VORLIEGENDER TEXT:
○ ○ ○ ○ ○

Die Zwiebel, die sich selber schält

Am Landestheater Neustrelitz: Schillers »Maria Stuart«

  • Hans-Dieter Schütt
  • Lesedauer: 5 Min.

Der linke Mensch braucht Theorien, Thesen und Traktate. Jüngste politische Pamphlete (auch in dieser Zeitung) schwingen lüstern die Volkstrennsäge. Denn da muss doch ideologische Ordnung reinzubringen sein: Man propagiert ein gutes »Volk der Linken« - und feilt so an klarer Kante gegen das verderbte »Volk der Rechten«. Man spintisiert sich ein Begriffseigentum herbei und hält dies leidenschaftlich für Wirklichkeit. Das deutsche Reinheitsgebot lacht, wendet sich ab (also dem Volke zu) und bleibt lieber beim Bier.

Gedanken zum Volk sind unumgänglich, wenn man Friedrich Schillers »Maria Stuart« sieht. Zum Beispiel derzeit am Landestheater Neubrandenburg/Neustrelitz. Hektische Dispute, dazu das Murmeln der Massen vorm Palast. Die Königin und ihre Funktionäre wechseln ständig die Bezeichnung: »das Volk ... der Pöbel ... die Menge ... mein Volk«. Das bleibt ein verknäultes Ding. Ist drängende Kraft und trübe Brache. Projektionsfläche und pragmatischer Lümmel. Wie stets: Wer das Volk befreien wollte, hat es doch nie begriffen; wer es erziehen wollte, hat es doch nie geliebt. Wer es erzog, hat es nie befreit; und wer es je begriff, konnte es niemals mehr lieben.

○ ○ ○ ○ ○

BEREITGESTELLTES MATERIAL:
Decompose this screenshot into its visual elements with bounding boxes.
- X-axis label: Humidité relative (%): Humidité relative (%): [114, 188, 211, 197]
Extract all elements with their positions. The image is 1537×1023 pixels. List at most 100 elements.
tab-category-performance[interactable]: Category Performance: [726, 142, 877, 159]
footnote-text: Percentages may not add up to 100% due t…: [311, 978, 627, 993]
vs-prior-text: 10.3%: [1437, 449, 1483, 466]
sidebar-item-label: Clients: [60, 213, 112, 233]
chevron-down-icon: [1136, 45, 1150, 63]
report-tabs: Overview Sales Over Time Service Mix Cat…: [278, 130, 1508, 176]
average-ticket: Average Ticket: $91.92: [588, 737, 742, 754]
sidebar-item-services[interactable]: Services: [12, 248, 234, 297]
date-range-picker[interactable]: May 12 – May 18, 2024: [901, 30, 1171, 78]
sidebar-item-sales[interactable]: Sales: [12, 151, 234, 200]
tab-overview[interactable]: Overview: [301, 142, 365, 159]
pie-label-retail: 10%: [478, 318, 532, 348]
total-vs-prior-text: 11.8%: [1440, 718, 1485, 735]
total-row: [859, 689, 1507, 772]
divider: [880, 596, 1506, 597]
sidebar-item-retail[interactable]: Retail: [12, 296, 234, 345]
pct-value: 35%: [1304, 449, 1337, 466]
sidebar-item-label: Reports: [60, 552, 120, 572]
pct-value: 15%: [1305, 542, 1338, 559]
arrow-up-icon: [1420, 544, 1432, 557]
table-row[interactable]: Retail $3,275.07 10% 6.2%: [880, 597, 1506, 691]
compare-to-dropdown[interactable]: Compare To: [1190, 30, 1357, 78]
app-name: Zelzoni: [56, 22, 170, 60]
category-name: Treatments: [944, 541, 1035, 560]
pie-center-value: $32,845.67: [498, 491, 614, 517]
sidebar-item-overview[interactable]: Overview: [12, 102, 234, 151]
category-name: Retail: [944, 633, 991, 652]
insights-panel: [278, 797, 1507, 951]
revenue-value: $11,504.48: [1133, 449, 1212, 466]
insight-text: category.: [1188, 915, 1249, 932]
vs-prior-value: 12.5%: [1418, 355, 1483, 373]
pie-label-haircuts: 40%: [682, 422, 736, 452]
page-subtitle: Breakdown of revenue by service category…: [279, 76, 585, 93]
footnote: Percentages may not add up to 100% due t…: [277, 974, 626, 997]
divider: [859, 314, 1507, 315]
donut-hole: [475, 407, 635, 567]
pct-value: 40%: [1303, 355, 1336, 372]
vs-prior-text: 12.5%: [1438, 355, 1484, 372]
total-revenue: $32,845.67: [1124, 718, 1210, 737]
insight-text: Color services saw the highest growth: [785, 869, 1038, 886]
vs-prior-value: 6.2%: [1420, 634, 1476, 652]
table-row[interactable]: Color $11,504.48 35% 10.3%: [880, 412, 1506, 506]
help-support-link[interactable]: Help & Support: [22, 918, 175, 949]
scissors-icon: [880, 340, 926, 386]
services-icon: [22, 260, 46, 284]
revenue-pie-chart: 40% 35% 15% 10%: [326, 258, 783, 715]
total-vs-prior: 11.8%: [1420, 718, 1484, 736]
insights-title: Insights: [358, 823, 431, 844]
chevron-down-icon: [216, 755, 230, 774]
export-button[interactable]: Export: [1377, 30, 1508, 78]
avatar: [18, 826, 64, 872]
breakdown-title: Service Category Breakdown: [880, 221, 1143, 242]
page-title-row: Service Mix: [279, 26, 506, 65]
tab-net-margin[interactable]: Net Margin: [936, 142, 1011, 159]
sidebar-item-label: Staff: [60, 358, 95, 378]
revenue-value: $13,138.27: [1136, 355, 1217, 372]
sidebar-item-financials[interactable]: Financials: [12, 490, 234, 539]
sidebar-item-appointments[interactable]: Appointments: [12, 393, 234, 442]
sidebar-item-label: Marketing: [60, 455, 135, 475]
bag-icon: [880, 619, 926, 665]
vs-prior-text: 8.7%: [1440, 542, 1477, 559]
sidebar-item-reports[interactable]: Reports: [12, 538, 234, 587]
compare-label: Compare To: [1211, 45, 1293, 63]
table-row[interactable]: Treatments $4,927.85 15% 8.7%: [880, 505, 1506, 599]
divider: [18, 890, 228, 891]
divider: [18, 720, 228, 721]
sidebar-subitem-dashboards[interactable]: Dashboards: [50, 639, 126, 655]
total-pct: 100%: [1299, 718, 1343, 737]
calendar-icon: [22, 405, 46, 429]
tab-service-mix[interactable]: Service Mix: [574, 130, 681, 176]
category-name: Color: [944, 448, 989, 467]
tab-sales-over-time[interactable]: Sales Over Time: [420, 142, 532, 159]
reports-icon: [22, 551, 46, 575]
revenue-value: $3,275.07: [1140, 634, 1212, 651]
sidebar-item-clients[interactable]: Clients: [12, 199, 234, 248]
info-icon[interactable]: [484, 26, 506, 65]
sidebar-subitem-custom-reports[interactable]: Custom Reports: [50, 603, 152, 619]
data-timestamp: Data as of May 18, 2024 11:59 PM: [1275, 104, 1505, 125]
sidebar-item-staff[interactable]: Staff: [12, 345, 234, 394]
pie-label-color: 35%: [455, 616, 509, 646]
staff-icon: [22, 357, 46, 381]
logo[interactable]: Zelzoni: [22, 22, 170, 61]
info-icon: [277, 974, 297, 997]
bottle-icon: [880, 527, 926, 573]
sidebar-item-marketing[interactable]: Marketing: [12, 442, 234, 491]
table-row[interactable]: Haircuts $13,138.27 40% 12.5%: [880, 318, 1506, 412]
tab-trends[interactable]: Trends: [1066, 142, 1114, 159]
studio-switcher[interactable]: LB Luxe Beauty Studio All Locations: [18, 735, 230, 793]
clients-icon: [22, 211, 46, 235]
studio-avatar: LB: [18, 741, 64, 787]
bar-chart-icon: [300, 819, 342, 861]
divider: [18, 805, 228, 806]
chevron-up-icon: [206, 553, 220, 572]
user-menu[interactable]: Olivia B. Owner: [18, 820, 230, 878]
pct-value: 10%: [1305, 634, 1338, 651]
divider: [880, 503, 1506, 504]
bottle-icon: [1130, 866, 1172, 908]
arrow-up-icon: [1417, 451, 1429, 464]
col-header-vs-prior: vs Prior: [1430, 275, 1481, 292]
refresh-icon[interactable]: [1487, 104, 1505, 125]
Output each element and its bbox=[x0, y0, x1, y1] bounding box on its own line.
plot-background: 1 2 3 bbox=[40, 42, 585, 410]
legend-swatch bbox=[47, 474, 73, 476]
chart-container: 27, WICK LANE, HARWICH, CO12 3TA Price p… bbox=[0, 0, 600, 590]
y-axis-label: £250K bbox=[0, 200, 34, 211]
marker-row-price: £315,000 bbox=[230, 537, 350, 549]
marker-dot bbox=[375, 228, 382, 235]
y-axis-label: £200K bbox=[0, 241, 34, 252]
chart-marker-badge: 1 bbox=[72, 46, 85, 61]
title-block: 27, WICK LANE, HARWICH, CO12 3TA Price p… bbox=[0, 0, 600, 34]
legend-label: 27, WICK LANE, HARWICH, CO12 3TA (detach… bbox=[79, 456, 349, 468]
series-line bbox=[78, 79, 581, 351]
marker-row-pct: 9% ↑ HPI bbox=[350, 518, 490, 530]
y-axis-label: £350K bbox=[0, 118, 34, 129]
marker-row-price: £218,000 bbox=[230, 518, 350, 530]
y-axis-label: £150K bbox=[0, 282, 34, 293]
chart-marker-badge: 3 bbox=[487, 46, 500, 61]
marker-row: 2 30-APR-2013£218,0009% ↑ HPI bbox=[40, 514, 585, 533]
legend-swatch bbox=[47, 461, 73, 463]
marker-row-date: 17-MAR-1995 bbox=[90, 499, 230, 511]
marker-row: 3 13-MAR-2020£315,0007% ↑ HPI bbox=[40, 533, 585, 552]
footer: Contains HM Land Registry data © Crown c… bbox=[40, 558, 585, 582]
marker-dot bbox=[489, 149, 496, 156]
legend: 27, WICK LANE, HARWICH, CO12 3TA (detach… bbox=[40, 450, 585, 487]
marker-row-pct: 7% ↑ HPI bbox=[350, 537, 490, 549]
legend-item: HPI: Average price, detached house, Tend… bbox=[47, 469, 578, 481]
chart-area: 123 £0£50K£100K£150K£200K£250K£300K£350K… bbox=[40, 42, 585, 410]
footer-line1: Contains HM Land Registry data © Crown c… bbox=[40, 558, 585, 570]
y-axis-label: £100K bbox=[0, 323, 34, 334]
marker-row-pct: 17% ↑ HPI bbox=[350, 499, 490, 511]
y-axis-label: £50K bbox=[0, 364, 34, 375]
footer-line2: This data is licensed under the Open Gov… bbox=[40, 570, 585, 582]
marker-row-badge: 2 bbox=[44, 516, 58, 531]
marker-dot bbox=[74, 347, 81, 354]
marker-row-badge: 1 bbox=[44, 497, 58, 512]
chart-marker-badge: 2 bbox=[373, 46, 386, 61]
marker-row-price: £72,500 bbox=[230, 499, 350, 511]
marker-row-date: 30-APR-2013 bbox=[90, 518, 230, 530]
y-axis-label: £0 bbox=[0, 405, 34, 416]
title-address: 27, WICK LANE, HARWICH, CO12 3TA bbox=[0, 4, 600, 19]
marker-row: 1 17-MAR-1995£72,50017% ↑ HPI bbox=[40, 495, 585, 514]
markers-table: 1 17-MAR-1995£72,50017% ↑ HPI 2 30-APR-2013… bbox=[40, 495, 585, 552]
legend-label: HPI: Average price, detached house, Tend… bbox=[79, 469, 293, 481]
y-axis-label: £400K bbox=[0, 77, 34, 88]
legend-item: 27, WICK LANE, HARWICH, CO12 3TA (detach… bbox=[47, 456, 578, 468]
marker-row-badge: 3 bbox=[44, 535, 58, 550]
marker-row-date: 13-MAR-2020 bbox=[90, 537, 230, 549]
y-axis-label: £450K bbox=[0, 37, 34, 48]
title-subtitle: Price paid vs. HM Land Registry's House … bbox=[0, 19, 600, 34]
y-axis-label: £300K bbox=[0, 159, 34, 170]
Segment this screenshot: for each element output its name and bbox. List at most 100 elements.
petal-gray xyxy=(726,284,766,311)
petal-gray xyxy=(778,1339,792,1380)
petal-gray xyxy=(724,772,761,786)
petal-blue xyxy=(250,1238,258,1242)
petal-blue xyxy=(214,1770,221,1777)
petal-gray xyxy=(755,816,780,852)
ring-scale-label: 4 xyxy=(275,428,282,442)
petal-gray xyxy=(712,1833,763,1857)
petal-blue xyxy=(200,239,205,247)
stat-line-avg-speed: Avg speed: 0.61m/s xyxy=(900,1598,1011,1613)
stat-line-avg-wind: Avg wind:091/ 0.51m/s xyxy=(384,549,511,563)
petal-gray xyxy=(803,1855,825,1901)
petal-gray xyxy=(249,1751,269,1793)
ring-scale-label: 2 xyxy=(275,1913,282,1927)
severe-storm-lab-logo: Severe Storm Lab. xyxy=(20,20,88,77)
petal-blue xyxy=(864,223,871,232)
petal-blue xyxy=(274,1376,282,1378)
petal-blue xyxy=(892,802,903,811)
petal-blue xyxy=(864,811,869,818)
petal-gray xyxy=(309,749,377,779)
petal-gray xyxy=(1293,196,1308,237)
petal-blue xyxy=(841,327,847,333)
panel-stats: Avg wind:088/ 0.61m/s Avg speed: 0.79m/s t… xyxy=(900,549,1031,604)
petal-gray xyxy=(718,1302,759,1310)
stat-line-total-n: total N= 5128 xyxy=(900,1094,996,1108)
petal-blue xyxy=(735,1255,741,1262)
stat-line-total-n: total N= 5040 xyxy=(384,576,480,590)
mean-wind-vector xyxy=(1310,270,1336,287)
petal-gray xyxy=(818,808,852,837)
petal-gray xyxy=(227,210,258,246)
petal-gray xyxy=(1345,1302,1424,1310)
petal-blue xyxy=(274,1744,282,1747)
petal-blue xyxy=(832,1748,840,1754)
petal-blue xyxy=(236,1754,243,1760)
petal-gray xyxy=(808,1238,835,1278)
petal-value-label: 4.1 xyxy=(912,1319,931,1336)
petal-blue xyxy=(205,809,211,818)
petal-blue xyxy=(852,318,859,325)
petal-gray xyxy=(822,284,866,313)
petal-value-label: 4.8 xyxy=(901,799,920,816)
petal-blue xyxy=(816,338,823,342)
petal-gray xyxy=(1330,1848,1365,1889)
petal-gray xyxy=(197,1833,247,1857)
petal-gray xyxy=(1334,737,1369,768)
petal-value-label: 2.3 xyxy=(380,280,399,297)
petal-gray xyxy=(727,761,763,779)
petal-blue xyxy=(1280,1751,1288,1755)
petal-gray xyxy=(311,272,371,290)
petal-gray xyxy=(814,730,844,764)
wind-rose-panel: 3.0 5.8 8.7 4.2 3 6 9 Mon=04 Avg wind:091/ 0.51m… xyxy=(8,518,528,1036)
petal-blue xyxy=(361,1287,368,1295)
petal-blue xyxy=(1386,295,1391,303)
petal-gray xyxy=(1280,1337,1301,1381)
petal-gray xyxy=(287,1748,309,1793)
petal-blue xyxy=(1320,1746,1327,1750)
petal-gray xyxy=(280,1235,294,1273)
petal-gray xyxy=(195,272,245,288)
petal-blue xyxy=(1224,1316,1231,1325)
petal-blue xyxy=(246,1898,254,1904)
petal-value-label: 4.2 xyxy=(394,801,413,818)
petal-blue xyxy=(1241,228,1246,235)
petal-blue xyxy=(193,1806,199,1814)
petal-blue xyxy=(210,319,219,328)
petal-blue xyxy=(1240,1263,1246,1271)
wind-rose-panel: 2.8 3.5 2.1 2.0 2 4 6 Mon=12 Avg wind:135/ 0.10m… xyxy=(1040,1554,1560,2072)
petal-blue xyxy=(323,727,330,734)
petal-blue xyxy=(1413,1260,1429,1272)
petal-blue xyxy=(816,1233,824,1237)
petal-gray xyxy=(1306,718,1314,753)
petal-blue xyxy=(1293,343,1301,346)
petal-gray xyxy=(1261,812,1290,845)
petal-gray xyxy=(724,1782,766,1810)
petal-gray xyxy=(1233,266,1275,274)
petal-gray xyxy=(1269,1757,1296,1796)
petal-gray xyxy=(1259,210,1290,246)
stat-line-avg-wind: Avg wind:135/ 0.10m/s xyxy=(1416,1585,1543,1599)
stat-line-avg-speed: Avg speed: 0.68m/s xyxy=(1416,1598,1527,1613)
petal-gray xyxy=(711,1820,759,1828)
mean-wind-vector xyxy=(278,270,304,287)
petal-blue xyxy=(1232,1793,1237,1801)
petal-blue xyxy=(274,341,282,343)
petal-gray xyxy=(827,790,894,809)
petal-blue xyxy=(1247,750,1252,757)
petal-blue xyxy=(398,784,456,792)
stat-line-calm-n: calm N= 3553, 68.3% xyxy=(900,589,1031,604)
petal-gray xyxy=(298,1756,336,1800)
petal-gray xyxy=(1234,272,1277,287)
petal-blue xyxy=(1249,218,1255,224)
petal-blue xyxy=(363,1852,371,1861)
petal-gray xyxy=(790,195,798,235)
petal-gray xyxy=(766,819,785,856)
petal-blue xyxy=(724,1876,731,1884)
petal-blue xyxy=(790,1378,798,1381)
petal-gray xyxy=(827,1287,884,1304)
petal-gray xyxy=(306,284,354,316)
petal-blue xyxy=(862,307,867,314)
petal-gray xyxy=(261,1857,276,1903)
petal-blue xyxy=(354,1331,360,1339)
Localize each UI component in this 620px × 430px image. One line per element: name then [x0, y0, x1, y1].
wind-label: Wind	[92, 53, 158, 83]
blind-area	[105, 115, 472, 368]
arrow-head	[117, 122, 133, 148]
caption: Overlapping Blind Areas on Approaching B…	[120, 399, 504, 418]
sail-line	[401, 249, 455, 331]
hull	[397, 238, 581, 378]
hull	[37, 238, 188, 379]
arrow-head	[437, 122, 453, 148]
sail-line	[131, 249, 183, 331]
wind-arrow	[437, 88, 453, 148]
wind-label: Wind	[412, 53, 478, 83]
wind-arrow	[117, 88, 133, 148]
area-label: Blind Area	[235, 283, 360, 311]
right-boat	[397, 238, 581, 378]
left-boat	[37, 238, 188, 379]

○ ○ ○ ○ ○

AUFGABEN IM ÜBERBLICK:
A. An welchem Theater ist Schillers »Maria Stuart« laut der Kritik zu »Maria Stuart« derzeit zu sehen?
B. Entscheide für jede Aussage, ob sie mit der Kritik zu »Maria Stuart« übereinstimmt, und belege dein Urteil mit einem wörtlichen Zitat.
(i) Die Königin und ihre Funktionäre verwenden für das Volk immer dieselbe Bezeichnung.
(ii) Vor dem Palast ist das Murmeln der Massen zu hören.
(iii) Wer das Volk erziehen wollte, hat es nach Aussage der Kritik nie geliebt.
C. Führe die Kritik zu »Maria Stuart« im Anschluss an ihren letzten Satz weiter.
Die Einträge haben mit der Kritik zu »Maria Stuart« nichts zu tun.

ERWARTETE LÖSUNGEN:
A. Am Landestheater Neubrandenburg/Neustrelitz.

B.
(i) Nein: „Die Königin und ihre Funktionäre wechseln ständig die Bezeichnung“
(ii) Ja: „dazu das Murmeln der Massen vorm Palast“
(iii) Ja: „wer es erziehen wollte, hat es doch nie geliebt“

C.
Goethe nannte die Französische Revolution das entsetzlichste Ereignis seines Lebens. Schiller, der Enthusiast, benötigte für seine Enttäuschung einige Zeit. Mit »Maria Stuart« schrieb er die sich von der Seele. Aus Revolutionären waren Schreckensmänner geworden, und so zeichnete er eine Immerdar-Welt: Fortschrittler, die Weichen stellen wollten, legten Leichen aus. Statt eines machtvollen Geschäfts der Politik nur eine miese Politik des mächtigen Geschäfts.

In Neustrelitz inszenierte Marco Bahr (Ausstattung: Peter Sommerer). Die Bühne bietet Seitenwände aus grauen Steinblöcken. Als ziegle sich ein Bunker mit Marmor auf und hoffte, er gehe trotzdem noch durch als Palast. Hinten eine Glasveranda mit Quergang und tiefem Blick ins kalte Wesenlose. Königin Elisabeth tritt im Ornat aus Gold auf, nein, das Ornat tritt auf, das Weib darunter: in aufrechter Arroganz erfroren. Gewitzt: Elisabeth steigt aus ihrer Prunkrüstung, das goldene Kostüm steht leer auf der Bühne, wird hochgezogen, hängt fortan über der Szene: das Damokleskleid.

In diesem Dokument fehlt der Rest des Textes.